_What is needed:_
Go over the entries below line by line, copying each one that contains the word "about".

────

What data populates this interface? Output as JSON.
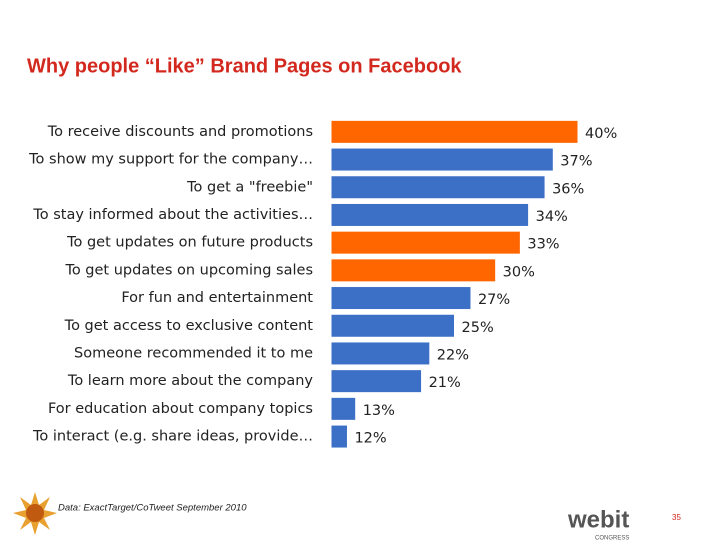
{
  "chart_data": {
    "type": "bar",
    "orientation": "horizontal",
    "title": "Why people “Like” Brand Pages on Facebook",
    "categories": [
      "To receive discounts and promotions",
      "To show my support for the company…",
      "To get a \"freebie\"",
      "To stay informed about the activities…",
      "To get updates on future products",
      "To get updates on upcoming sales",
      "For fun and entertainment",
      "To get access to exclusive content",
      "Someone recommended it to me",
      "To learn more about the company",
      "For education about company topics",
      "To interact (e.g. share ideas, provide…"
    ],
    "values": [
      40,
      37,
      36,
      34,
      33,
      30,
      27,
      25,
      22,
      21,
      13,
      12
    ],
    "value_labels": [
      "40%",
      "37%",
      "36%",
      "34%",
      "33%",
      "30%",
      "27%",
      "25%",
      "22%",
      "21%",
      "13%",
      "12%"
    ],
    "colors": [
      "#ff6600",
      "#3c6fc6",
      "#3c6fc6",
      "#3c6fc6",
      "#ff6600",
      "#ff6600",
      "#3c6fc6",
      "#3c6fc6",
      "#3c6fc6",
      "#3c6fc6",
      "#3c6fc6",
      "#3c6fc6"
    ],
    "xlim": [
      10,
      40
    ],
    "source": "Data: ExactTarget/CoTweet September 2010"
  },
  "footer": {
    "logo": "webit",
    "logo_sub": "CONGRESS",
    "page_number": "35"
  }
}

────

_Response:_
      "To stay informed about the activities…",
      "To learn more about the company",
      "For education about company topics",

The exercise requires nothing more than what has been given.